### Listing
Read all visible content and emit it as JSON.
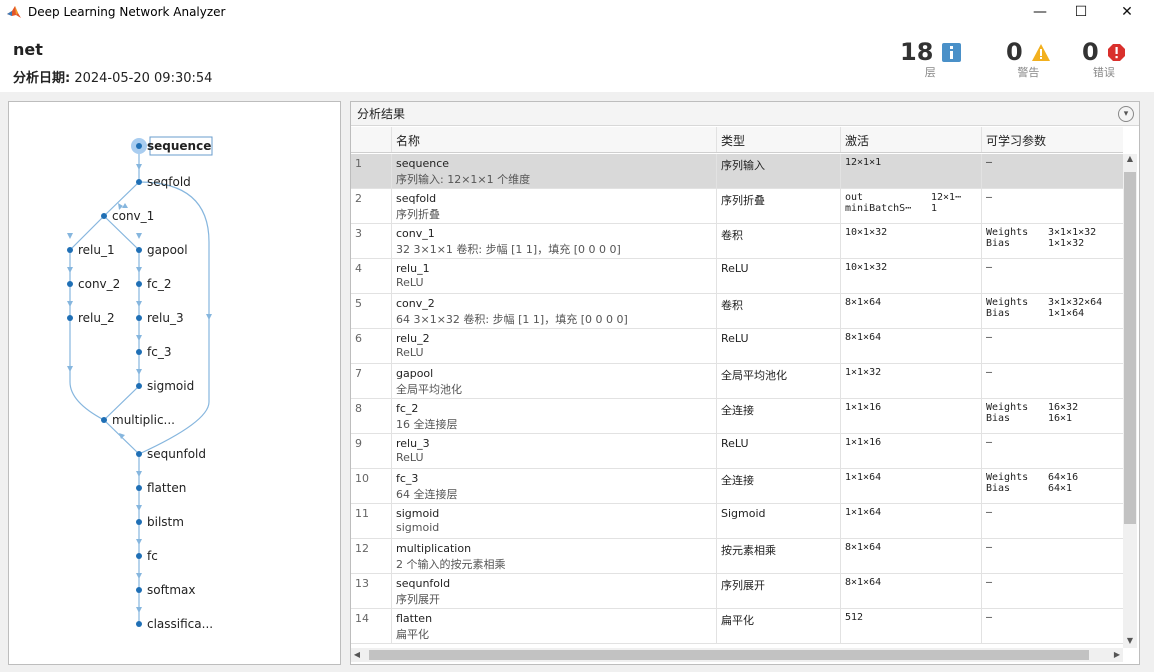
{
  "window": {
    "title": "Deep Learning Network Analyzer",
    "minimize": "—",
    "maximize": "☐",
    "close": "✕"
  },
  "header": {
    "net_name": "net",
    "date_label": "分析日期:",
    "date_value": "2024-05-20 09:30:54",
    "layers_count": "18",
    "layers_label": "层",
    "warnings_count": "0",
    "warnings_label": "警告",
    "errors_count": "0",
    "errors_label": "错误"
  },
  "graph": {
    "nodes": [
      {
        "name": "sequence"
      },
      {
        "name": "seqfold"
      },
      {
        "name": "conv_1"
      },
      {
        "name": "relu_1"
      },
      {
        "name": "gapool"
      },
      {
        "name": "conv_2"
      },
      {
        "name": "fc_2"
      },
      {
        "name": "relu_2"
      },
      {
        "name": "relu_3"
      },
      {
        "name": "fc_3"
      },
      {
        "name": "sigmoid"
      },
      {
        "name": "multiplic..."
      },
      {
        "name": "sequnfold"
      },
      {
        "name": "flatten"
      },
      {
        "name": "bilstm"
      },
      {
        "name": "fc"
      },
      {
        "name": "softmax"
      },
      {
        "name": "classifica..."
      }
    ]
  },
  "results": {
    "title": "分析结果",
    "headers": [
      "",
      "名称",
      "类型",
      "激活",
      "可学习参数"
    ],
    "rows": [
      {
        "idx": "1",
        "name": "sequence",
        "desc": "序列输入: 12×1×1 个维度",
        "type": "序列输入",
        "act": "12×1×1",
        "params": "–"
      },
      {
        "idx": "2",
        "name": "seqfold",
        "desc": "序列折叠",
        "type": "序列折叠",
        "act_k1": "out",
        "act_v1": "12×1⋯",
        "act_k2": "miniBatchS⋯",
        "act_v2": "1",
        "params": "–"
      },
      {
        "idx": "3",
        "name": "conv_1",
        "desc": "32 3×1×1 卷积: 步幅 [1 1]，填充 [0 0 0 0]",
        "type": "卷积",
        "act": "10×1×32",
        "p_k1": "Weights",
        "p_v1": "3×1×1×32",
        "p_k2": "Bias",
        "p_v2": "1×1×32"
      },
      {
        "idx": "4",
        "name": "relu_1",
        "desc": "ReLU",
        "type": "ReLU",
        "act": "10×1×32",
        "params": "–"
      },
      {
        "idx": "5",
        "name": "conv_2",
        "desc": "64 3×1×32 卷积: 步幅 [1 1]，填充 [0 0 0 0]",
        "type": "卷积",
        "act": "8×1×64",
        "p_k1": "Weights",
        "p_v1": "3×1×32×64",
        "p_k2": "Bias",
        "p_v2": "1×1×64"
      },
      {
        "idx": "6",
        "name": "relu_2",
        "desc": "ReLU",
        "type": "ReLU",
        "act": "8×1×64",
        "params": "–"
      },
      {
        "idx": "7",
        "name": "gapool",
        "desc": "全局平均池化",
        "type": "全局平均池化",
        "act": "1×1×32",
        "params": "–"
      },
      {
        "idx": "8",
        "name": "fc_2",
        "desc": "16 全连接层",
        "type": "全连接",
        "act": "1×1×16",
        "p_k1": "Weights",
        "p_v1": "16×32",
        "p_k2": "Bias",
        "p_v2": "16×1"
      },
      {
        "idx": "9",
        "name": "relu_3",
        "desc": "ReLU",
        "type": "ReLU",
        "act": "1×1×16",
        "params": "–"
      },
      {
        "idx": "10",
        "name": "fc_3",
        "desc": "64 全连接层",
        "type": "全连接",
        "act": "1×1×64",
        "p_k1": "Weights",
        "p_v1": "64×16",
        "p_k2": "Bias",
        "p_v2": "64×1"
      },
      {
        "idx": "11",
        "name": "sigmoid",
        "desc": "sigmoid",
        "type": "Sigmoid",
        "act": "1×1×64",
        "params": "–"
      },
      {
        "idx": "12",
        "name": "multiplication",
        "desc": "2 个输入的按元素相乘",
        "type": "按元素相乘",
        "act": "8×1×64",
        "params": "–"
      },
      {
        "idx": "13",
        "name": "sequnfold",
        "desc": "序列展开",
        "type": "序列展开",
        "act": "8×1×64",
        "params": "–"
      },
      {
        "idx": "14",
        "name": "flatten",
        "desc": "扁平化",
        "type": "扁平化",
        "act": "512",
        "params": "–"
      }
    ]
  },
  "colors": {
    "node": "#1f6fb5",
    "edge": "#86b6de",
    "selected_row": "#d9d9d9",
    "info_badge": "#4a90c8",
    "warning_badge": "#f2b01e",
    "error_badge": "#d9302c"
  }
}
---
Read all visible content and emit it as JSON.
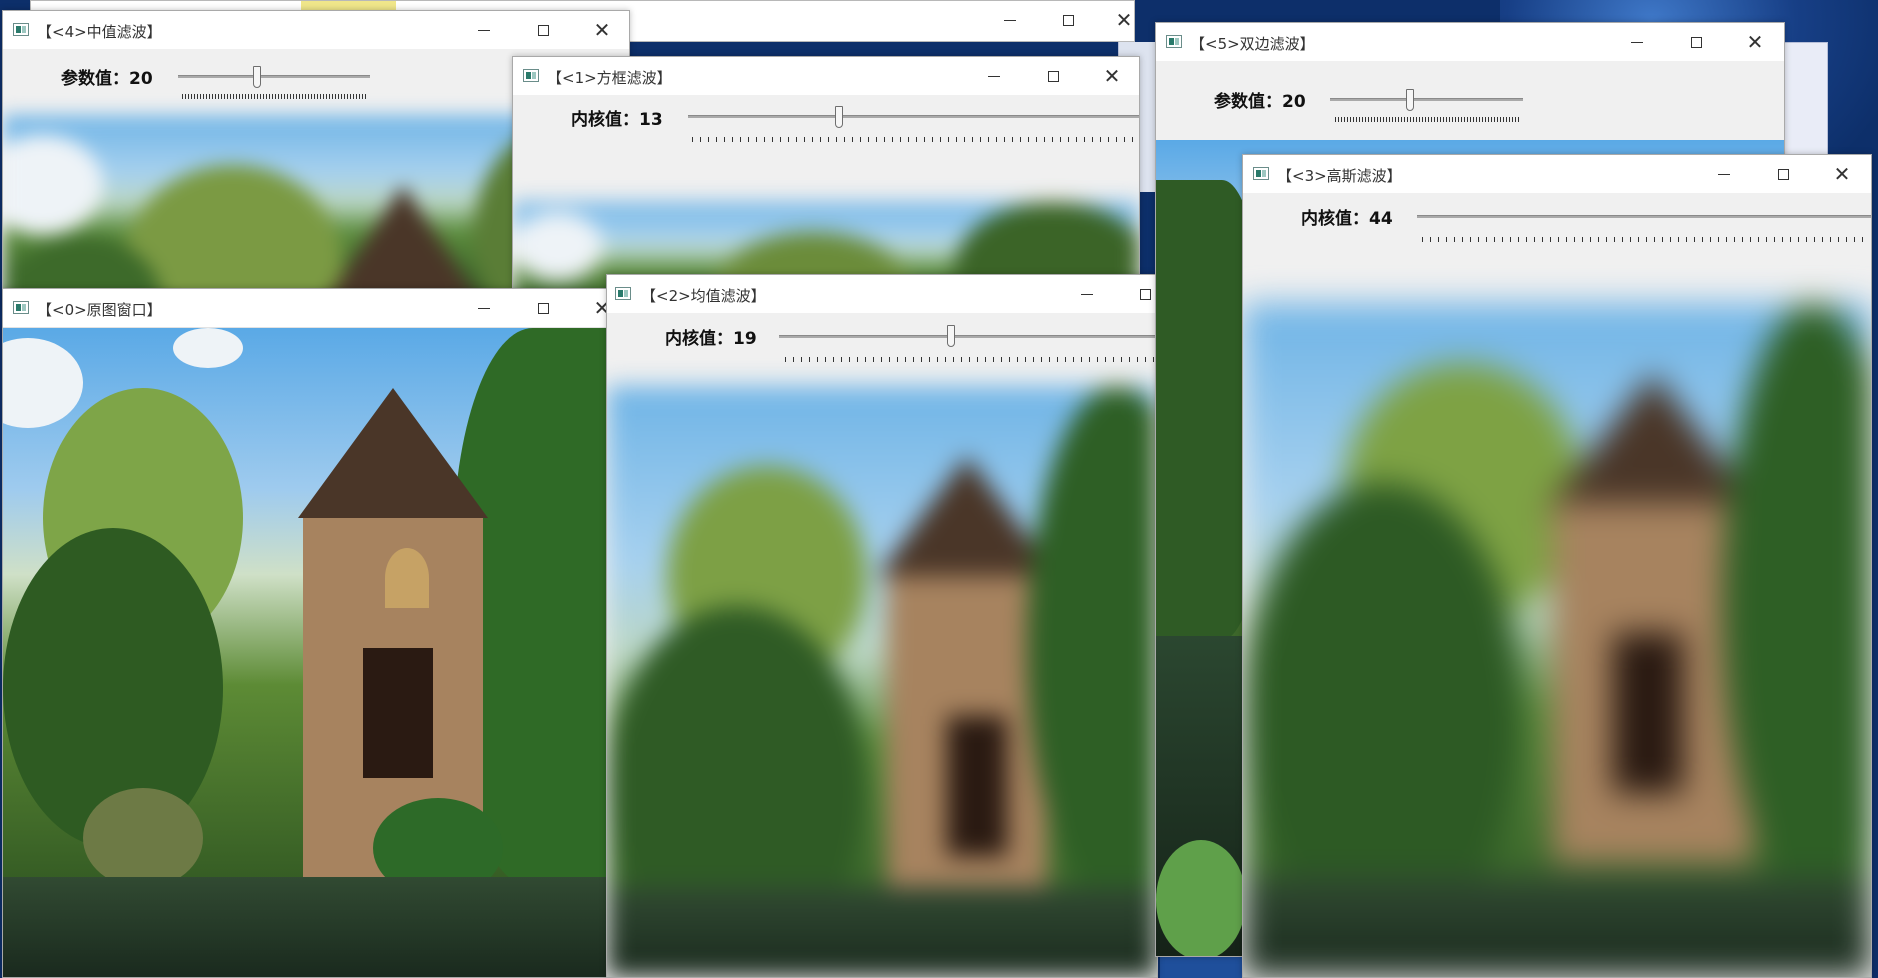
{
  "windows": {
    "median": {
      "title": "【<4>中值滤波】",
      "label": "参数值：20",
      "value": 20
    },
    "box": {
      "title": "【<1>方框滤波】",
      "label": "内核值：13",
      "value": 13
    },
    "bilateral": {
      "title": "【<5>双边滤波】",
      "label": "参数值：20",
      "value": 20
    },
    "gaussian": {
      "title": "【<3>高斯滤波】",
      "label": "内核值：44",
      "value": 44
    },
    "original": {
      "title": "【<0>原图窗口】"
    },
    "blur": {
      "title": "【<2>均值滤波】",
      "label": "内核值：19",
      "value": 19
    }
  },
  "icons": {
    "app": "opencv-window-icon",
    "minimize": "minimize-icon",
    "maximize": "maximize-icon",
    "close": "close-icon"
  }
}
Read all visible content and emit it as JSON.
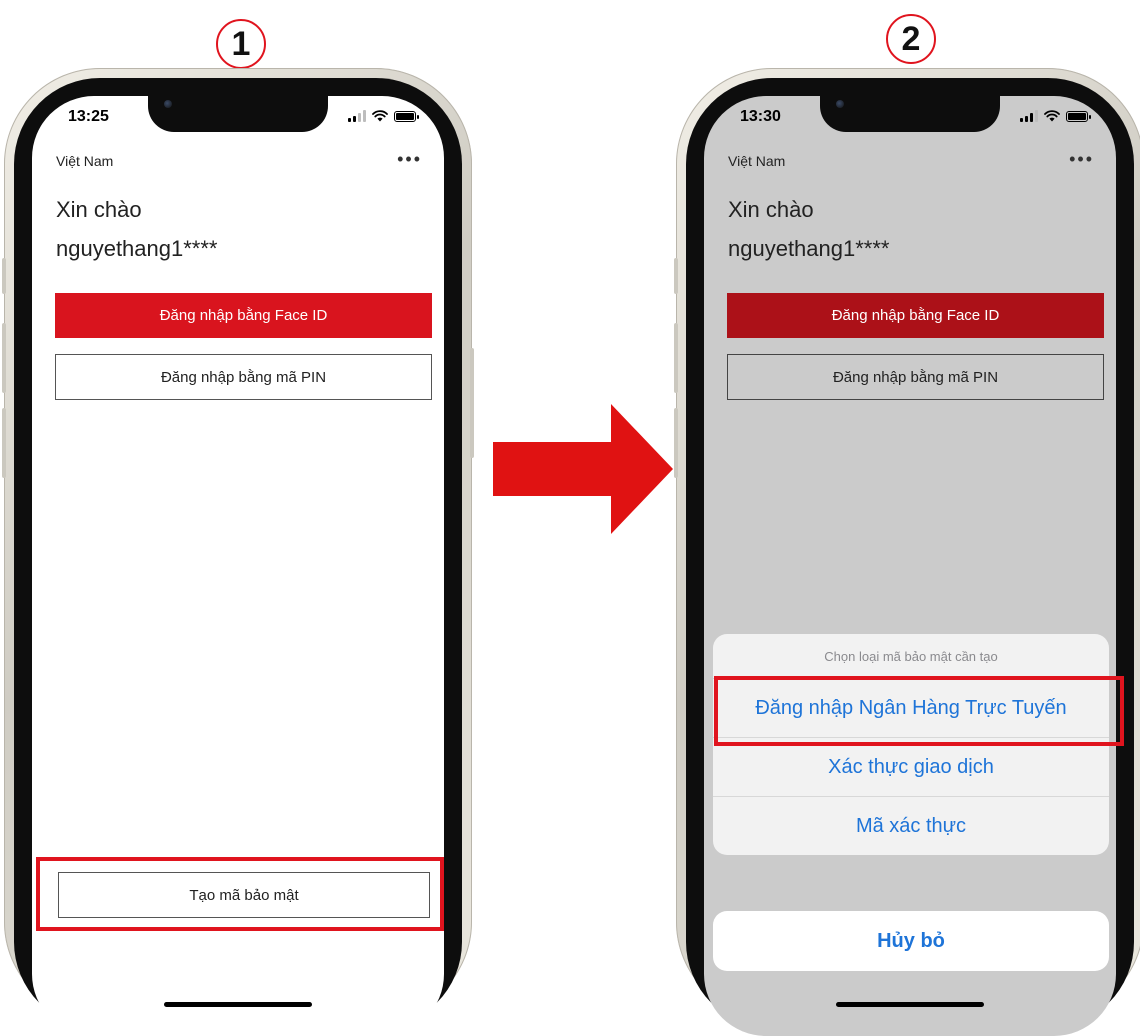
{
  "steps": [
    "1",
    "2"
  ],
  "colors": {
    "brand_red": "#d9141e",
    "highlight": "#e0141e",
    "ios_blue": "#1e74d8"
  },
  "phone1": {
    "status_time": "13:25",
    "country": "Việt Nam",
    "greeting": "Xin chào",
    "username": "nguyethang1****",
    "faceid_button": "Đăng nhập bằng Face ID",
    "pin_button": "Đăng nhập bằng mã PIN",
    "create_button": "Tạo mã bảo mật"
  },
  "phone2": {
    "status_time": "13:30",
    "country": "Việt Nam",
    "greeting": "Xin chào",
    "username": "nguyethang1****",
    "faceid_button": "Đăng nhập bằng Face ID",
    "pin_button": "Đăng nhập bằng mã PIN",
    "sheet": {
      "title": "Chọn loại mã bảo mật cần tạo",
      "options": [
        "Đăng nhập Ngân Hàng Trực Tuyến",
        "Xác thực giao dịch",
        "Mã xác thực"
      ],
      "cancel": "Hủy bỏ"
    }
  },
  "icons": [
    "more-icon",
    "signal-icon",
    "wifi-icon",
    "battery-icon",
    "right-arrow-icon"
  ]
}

### Aim
Report all lines of the material that contain the word "title".

### Solution
    "title": "Deep Learning Network Analyzer",
    "title": "分析结果",
      "title": "【<4>中值滤波】",
      "title": "【<1>方框滤波】",
      "title": "【<5>双边滤波】",
      "title": "【<3>高斯滤波】",
      "title": "【<0>原图窗口】"
      "title": "【<2>均值滤波】",
      "title": "Chọn loại mã bảo mật cần tạo",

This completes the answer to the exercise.